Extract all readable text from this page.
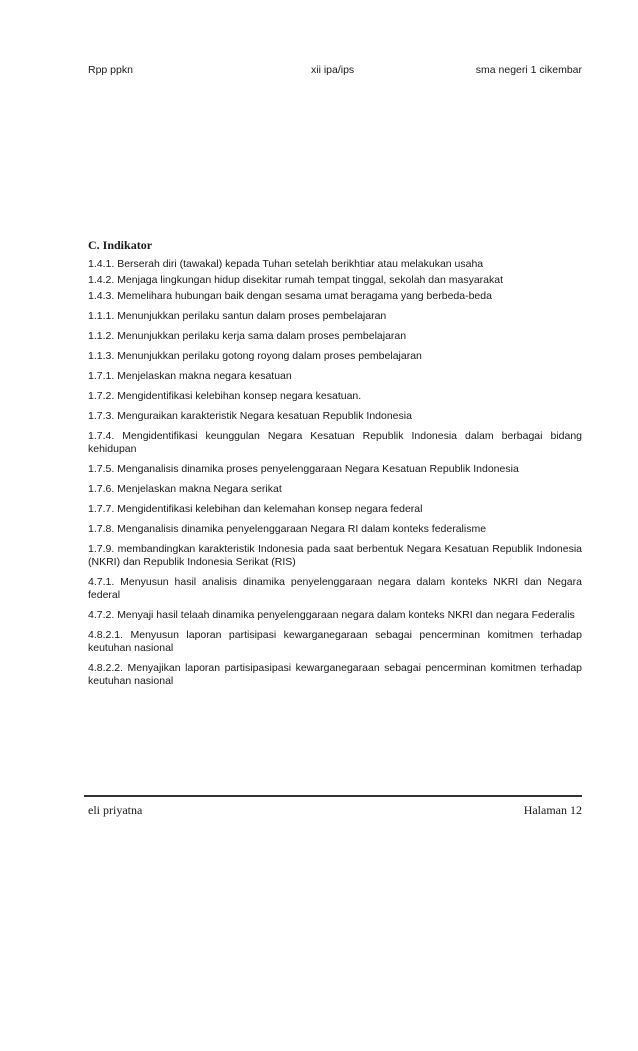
Rpp ppkn	xii ipa/ips	sma negeri 1 cikembar
C. Indikator

1.4.1. Berserah diri (tawakal) kepada Tuhan setelah berikhtiar atau melakukan usaha

1.4.2. Menjaga lingkungan hidup disekitar rumah tempat tinggal, sekolah dan masyarakat

1.4.3. Memelihara hubungan baik dengan sesama umat beragama yang berbeda-beda

1.1.1. Menunjukkan perilaku santun dalam proses pembelajaran

1.1.2. Menunjukkan perilaku kerja sama dalam proses pembelajaran

1.1.3. Menunjukkan perilaku gotong royong dalam proses pembelajaran

1.7.1. Menjelaskan makna negara kesatuan

1.7.2. Mengidentifikasi kelebihan konsep negara kesatuan.

1.7.3. Menguraikan karakteristik Negara kesatuan Republik Indonesia

1.7.4. Mengidentifikasi keunggulan Negara Kesatuan Republik Indonesia dalam berbagai bidang kehidupan

1.7.5. Menganalisis dinamika proses penyelenggaraan Negara Kesatuan Republik Indonesia

1.7.6. Menjelaskan makna Negara serikat

1.7.7. Mengidentifikasi kelebihan dan kelemahan konsep negara federal

1.7.8. Menganalisis dinamika penyelenggaraan Negara RI dalam konteks federalisme

1.7.9. membandingkan karakteristik Indonesia pada saat berbentuk Negara Kesatuan Republik Indonesia (NKRI) dan Republik Indonesia Serikat (RIS)

4.7.1. Menyusun hasil analisis dinamika penyelenggaraan negara dalam konteks NKRI dan Negara federal

4.7.2. Menyaji hasil telaah dinamika penyelenggaraan negara dalam konteks NKRI dan negara Federalis

4.8.2.1. Menyusun laporan partisipasi kewarganegaraan sebagai pencerminan komitmen terhadap keutuhan nasional

4.8.2.2. Menyajikan laporan partisipasipasi kewarganegaraan sebagai pencerminan komitmen terhadap keutuhan nasional

eli priyatna	Halaman 12
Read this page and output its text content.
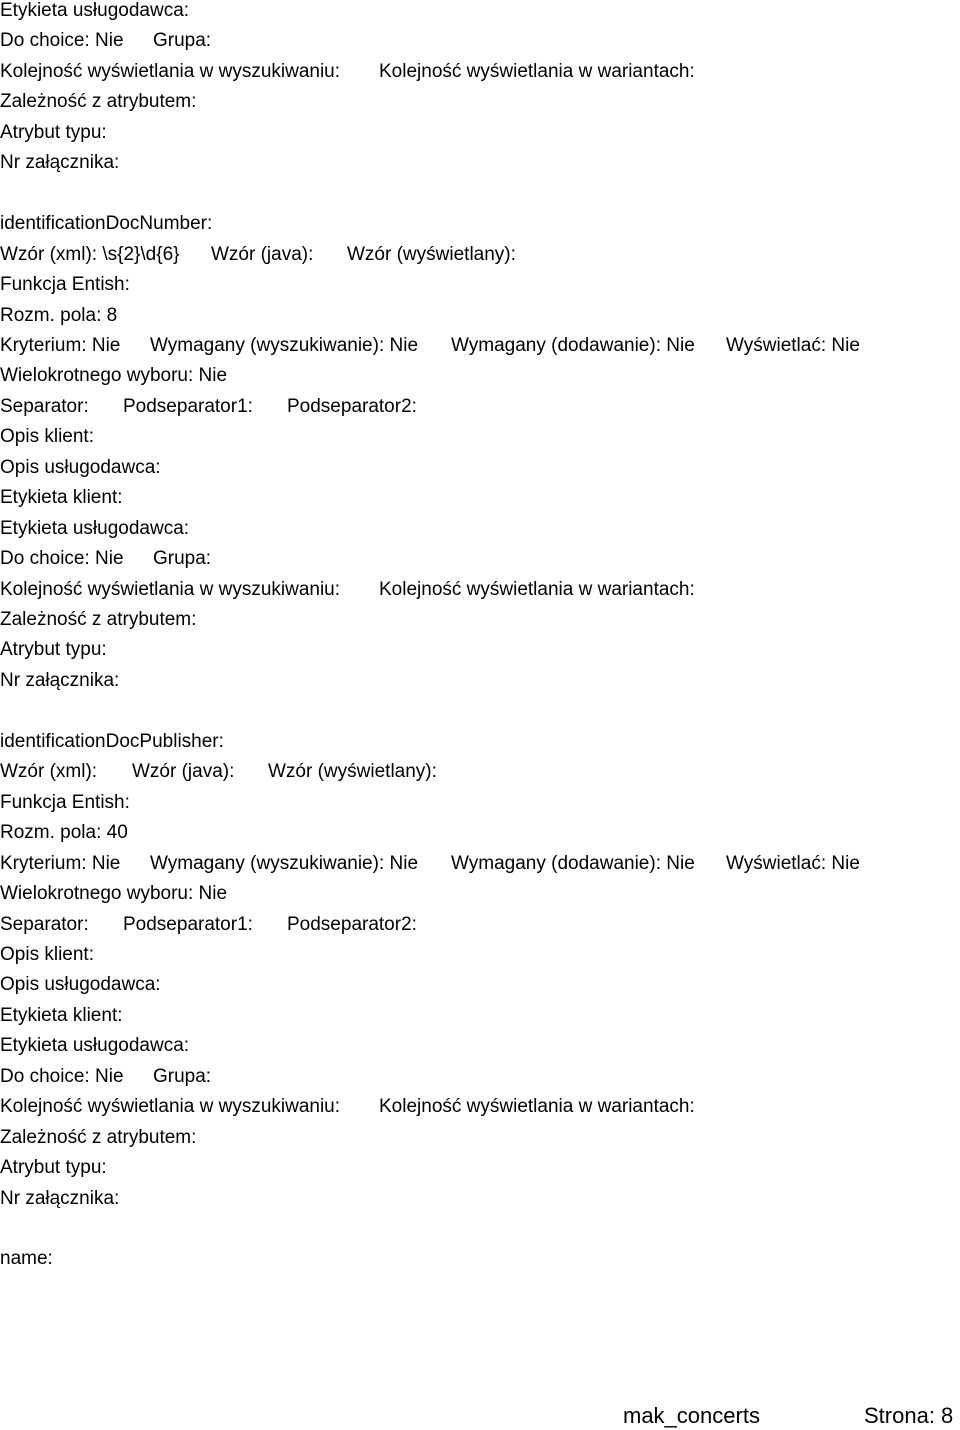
Etykieta usługodawca:
Do choice: Nie Grupa:
Kolejność wyświetlania w wyszukiwaniu: Kolejność wyświetlania w wariantach:
Zależność z atrybutem:
Atrybut typu:
Nr załącznika:
identificationDocNumber:
Wzór (xml): \s{2}\d{6} Wzór (java): Wzór (wyświetlany):
Funkcja Entish:
Rozm. pola: 8
Kryterium: Nie Wymagany (wyszukiwanie): Nie Wymagany (dodawanie): Nie Wyświetlać: Nie
Wielokrotnego wyboru: Nie
Separator: Podseparator1: Podseparator2:
Opis klient:
Opis usługodawca:
Etykieta klient:
Etykieta usługodawca:
Do choice: Nie Grupa:
Kolejność wyświetlania w wyszukiwaniu: Kolejność wyświetlania w wariantach:
Zależność z atrybutem:
Atrybut typu:
Nr załącznika:
identificationDocPublisher:
Wzór (xml): Wzór (java): Wzór (wyświetlany):
Funkcja Entish:
Rozm. pola: 40
Kryterium: Nie Wymagany (wyszukiwanie): Nie Wymagany (dodawanie): Nie Wyświetlać: Nie
Wielokrotnego wyboru: Nie
Separator: Podseparator1: Podseparator2:
Opis klient:
Opis usługodawca:
Etykieta klient:
Etykieta usługodawca:
Do choice: Nie Grupa:
Kolejność wyświetlania w wyszukiwaniu: Kolejność wyświetlania w wariantach:
Zależność z atrybutem:
Atrybut typu:
Nr załącznika:
name:
mak_concerts	Strona: 8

• _PROBLEM TO WORK ON_:
Find the lines above holding the word "laporan" and show them.

• _EXPECTED ANSWER_:
4.8.2.1. Menyusun laporan partisipasi kewarganegaraan sebagai pencerminan komitmen terhadap keutuhan nasional
4.8.2.2. Menyajikan laporan partisipasipasi kewarganegaraan sebagai pencerminan komitmen terhadap keutuhan nasional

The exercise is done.